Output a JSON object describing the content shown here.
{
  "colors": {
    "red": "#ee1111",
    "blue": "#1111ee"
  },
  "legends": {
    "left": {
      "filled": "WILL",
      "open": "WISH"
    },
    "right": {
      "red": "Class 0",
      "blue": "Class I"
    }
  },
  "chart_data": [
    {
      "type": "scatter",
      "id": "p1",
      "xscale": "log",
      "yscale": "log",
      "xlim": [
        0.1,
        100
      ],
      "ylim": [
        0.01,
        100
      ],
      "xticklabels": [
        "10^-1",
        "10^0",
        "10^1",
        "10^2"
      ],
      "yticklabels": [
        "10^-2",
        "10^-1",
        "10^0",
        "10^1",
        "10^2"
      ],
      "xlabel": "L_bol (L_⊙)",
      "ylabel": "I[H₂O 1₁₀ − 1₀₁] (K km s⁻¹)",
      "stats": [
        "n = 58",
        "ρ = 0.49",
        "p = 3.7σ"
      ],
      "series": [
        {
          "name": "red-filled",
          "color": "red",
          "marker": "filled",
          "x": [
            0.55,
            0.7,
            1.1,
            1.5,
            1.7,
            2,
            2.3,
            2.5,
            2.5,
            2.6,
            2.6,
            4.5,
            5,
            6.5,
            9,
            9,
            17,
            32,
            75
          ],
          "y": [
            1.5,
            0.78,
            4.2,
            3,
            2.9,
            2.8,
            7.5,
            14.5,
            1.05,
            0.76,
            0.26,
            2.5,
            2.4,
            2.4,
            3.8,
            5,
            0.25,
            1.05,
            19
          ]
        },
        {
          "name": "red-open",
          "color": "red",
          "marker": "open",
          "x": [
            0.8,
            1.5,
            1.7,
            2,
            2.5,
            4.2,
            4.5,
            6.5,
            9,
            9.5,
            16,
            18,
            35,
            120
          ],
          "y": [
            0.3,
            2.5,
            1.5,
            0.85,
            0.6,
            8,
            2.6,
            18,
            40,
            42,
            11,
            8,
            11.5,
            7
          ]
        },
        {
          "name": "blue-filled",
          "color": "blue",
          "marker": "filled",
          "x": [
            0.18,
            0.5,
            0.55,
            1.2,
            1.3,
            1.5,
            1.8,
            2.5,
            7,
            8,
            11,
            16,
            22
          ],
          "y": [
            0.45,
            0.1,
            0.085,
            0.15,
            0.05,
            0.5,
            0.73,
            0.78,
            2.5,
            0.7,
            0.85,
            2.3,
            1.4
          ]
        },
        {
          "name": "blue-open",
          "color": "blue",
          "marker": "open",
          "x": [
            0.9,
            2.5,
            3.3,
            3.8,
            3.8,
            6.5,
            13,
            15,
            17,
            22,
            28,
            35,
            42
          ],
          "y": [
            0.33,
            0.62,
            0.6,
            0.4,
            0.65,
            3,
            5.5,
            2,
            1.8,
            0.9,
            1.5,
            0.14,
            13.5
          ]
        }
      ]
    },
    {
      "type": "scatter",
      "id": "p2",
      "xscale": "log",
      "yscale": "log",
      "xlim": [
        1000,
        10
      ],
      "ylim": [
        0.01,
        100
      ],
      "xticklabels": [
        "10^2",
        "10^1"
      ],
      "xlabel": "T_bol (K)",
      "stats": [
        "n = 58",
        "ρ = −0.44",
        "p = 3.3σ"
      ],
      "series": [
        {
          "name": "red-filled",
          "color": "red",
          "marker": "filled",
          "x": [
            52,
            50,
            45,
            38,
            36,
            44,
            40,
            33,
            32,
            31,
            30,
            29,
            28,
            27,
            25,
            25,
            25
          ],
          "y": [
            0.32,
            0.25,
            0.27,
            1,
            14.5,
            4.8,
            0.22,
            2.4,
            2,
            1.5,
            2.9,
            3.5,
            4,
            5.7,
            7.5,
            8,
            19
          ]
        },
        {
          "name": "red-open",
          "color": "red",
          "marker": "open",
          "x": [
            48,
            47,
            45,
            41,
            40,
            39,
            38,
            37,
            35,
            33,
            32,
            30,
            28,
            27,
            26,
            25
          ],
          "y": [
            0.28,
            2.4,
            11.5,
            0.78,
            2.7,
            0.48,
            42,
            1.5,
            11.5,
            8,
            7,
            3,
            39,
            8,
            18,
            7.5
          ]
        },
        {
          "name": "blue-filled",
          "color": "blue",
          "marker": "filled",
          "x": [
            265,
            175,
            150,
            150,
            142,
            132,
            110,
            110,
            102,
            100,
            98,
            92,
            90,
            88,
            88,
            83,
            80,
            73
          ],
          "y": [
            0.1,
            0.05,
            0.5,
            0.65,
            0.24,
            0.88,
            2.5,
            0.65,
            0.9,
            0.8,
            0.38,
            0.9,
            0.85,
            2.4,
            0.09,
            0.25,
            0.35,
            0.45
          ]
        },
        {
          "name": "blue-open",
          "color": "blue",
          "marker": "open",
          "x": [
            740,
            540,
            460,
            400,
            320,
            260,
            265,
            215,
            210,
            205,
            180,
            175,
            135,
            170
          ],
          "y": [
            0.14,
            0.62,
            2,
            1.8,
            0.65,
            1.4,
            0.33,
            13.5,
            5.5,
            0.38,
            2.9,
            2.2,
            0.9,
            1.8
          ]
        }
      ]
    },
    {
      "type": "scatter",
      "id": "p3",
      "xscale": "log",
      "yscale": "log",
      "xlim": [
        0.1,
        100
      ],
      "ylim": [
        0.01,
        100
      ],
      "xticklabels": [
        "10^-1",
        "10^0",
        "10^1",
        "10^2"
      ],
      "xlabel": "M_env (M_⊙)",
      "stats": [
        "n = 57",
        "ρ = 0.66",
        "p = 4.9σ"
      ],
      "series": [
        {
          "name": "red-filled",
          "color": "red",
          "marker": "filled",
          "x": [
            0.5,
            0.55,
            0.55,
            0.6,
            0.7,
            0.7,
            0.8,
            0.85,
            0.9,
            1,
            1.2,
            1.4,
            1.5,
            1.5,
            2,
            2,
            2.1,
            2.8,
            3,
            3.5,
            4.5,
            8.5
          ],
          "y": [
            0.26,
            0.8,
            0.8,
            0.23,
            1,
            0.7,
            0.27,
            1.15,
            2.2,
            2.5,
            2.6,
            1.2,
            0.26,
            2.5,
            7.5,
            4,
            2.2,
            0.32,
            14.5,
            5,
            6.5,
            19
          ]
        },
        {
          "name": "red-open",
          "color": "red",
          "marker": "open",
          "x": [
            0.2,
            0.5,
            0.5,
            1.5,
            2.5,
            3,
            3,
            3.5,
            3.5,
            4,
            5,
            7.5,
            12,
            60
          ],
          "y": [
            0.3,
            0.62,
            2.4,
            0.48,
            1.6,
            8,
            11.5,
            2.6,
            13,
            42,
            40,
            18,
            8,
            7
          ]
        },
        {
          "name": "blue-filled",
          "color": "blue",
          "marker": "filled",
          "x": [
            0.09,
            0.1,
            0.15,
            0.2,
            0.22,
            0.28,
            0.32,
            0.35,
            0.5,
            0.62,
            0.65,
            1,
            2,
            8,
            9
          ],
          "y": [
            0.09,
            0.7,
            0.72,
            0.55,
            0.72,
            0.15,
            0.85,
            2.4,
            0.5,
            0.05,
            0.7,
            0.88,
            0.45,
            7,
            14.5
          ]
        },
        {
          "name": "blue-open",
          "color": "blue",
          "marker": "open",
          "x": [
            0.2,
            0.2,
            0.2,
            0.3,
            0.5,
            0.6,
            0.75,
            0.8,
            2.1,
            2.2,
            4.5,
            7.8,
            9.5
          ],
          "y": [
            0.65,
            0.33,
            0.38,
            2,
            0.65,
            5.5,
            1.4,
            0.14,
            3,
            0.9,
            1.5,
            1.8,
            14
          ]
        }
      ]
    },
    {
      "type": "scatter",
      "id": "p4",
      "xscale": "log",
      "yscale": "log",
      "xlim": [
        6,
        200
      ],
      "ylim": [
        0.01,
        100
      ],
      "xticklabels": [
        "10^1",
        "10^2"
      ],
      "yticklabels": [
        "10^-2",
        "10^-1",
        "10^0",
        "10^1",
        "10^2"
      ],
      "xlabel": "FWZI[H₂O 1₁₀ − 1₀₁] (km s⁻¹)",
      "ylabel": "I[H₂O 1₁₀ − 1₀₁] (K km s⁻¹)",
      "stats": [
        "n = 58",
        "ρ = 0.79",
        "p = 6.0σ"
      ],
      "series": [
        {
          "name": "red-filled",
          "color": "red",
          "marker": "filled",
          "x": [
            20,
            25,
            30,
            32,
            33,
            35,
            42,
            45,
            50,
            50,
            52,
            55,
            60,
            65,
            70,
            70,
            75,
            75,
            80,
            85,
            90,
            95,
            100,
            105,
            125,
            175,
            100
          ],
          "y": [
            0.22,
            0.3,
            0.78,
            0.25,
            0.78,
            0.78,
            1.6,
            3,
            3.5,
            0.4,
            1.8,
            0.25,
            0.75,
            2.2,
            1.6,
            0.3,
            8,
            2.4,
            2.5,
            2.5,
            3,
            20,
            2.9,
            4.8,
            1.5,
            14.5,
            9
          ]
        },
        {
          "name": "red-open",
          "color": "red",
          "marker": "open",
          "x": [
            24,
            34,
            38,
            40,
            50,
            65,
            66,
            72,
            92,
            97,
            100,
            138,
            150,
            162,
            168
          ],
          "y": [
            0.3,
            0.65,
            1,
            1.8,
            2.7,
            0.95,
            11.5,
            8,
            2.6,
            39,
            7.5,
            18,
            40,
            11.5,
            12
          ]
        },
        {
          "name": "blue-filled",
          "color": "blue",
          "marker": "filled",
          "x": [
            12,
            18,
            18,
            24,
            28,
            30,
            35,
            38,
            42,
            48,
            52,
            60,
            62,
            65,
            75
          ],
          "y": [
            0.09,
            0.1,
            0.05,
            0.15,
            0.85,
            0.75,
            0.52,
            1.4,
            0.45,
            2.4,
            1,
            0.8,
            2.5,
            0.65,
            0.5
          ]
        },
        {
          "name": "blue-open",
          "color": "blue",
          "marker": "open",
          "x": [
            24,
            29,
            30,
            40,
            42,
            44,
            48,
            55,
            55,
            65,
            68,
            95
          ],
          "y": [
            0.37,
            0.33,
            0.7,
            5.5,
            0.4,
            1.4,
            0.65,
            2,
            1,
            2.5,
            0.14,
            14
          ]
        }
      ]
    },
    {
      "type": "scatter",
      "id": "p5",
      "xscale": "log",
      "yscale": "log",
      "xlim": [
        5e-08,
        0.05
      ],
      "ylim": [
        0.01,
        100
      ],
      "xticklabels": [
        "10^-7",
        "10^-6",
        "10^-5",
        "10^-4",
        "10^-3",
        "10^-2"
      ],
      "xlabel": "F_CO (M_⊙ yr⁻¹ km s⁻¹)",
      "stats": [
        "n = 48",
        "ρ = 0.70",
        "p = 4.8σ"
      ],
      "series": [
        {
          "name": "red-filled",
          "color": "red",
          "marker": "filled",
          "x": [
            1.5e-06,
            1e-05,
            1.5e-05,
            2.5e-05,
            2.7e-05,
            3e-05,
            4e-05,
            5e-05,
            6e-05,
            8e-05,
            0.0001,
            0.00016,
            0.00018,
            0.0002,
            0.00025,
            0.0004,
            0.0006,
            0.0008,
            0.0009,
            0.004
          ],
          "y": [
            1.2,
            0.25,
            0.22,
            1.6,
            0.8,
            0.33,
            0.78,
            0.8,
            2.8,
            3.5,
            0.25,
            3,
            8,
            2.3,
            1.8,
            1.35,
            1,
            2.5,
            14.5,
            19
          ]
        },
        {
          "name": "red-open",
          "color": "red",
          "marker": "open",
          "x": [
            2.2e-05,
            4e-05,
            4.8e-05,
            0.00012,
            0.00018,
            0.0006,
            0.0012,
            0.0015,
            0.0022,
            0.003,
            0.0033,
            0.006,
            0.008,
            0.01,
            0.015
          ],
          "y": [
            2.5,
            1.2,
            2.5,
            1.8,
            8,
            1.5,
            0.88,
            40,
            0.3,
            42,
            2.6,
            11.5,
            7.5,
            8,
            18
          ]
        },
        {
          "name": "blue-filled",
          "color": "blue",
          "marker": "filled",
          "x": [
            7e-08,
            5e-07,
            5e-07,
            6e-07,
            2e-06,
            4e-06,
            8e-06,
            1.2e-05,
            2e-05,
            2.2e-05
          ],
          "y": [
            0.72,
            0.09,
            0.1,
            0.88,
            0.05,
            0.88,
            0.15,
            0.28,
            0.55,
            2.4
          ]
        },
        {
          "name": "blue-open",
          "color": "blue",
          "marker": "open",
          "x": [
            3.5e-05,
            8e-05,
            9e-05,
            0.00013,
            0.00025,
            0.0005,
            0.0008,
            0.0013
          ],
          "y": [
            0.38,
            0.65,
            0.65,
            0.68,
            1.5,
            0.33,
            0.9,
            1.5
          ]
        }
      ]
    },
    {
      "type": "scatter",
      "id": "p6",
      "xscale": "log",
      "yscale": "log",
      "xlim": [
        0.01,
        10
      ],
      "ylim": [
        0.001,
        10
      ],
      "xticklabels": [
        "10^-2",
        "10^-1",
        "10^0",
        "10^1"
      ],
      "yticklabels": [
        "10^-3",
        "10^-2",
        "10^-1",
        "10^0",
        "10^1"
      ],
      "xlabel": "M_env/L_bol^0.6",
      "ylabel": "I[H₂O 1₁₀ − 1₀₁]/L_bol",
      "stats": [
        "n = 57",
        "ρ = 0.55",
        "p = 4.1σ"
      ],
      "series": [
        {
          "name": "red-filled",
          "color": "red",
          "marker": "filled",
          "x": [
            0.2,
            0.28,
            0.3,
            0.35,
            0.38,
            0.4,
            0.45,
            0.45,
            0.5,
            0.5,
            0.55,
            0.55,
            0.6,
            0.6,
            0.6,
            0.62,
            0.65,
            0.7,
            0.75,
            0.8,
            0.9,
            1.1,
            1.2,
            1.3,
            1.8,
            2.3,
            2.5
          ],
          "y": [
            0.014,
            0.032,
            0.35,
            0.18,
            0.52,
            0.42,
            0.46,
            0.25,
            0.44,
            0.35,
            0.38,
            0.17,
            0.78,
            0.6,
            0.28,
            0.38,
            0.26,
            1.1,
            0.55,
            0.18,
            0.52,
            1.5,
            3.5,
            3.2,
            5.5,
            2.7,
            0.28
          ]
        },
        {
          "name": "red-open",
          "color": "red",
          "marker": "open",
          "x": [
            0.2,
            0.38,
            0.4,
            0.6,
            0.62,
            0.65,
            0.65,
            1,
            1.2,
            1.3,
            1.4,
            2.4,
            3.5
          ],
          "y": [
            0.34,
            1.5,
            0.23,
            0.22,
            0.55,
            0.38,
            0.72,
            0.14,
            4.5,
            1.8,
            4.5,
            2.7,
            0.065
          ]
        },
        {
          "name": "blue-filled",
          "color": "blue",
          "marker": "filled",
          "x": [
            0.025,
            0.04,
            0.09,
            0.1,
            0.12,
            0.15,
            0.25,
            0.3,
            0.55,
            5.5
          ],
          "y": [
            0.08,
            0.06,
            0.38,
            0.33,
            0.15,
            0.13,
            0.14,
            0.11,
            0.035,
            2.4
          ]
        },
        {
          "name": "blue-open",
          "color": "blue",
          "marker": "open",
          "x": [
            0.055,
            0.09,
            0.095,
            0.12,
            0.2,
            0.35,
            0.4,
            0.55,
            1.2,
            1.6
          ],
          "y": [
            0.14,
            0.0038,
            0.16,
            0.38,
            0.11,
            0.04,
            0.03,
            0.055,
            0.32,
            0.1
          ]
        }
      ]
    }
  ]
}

*-*-*

(Goal of the exercise)
Extract lines where the string "xlabel" occurs.

(Task response)
      "xlabel": "L_bol (L_⊙)",
      "xlabel": "T_bol (K)",
      "xlabel": "M_env (M_⊙)",
      "xlabel": "FWZI[H₂O 1₁₀ − 1₀₁] (km s⁻¹)",
      "xlabel": "F_CO (M_⊙ yr⁻¹ km s⁻¹)",
      "xlabel": "M_env/L_bol^0.6",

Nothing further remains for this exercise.